I won't reiterate the points made in earlier debates: as Charles says
succinctly in his reply, the short answer is no.
However, I will share my experience at Aberystwyth in my previous role.
We used the button where the publisher agreed to this, for one item. It
received a great deal of spam and the author complained. We therefore
switched the item from his LDAP user to the administrator by changing
the database entry, so that we received the email instead and could
monitor it. In two years or so of using the button on this item, we only
ever received one genuine request that we forwarded to the author. I
have no idea whether he then approved the request, or how serious a
request it was, as we had no further response. I may add that the author
had other papers in the repository that extremely high monthly access
statistics, by way of comparison.
The problem would be greater where a member of staff had left the
institution. The the email contact address, however the button may work
on a particular platform in practice (DSpace using LDAP accounts at
present), would then be redundant, as would the button except in the
rare case that details would be updated for a defunct account. One
possible answer is to rely on OpenID but there is still no guarantee
that a particular OpenID would remain valid, any more than an email
address. Overall, it brings the practical usefulness of the button into
considerable doubt.

# # # # #

According to the message, how many genuine requests came through the button on that one item in roughly two years? The items have nothing to do with the message above.

# # # # #

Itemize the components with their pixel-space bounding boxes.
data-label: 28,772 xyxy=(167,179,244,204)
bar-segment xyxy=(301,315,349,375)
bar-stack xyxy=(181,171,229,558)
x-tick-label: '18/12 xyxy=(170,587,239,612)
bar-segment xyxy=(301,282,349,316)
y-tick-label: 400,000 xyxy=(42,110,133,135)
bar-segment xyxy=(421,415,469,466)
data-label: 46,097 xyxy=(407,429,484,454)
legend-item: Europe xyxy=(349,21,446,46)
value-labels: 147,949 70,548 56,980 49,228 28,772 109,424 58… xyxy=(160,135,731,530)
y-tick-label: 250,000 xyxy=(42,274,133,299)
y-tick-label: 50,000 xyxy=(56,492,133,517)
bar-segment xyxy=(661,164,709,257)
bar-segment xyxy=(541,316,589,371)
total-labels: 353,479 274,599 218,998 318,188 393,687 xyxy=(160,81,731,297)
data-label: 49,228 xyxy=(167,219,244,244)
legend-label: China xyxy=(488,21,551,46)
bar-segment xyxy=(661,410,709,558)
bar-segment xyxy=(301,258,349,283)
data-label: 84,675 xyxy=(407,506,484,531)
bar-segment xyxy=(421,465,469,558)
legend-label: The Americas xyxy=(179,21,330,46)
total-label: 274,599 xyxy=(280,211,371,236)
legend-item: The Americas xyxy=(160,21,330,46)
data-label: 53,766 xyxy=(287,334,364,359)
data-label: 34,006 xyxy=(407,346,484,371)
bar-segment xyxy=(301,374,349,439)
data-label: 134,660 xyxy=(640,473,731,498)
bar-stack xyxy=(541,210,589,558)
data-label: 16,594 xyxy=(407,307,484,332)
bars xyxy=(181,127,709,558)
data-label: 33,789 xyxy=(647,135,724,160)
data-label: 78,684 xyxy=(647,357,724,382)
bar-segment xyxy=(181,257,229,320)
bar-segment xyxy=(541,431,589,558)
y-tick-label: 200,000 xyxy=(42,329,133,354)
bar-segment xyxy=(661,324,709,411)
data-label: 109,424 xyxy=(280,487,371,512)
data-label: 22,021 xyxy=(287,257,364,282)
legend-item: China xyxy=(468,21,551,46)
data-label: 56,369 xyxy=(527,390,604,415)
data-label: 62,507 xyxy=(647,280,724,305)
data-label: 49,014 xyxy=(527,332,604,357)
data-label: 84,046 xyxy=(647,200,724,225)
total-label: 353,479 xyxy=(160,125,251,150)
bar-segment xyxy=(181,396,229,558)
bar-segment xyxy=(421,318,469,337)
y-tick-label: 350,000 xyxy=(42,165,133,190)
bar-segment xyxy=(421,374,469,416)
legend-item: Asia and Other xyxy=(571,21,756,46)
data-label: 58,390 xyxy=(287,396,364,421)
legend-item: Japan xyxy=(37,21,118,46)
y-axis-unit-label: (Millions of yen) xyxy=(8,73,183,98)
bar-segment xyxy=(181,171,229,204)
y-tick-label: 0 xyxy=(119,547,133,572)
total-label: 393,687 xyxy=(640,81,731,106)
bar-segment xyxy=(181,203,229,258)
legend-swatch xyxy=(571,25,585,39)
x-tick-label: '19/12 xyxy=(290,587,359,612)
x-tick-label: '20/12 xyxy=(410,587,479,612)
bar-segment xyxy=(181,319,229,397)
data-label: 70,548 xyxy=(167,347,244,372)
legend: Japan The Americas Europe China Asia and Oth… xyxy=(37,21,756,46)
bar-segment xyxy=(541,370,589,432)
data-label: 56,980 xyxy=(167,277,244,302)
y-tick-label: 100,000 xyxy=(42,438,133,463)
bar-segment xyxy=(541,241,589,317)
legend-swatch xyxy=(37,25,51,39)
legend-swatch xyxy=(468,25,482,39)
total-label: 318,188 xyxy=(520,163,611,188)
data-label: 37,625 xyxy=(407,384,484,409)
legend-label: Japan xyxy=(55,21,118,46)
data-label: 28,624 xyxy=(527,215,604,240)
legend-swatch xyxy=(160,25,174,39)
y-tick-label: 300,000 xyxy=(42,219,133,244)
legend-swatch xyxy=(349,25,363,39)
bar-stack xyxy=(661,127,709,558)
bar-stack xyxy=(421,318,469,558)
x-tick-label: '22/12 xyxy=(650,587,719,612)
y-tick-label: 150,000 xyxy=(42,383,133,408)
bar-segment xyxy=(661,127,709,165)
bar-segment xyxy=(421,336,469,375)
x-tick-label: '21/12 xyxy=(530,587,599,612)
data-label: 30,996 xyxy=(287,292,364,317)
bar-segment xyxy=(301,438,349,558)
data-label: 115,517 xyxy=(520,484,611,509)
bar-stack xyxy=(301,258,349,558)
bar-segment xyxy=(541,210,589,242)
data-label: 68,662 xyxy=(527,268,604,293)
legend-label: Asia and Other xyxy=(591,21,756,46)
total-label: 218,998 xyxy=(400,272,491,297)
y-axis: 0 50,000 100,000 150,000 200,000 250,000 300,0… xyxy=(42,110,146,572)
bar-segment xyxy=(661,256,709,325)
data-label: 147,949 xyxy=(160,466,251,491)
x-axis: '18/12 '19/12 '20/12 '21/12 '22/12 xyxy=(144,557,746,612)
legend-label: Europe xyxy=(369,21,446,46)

# # # # #

#### EXERCISE RESULT
Only one genuine request, which was forwarded to the author.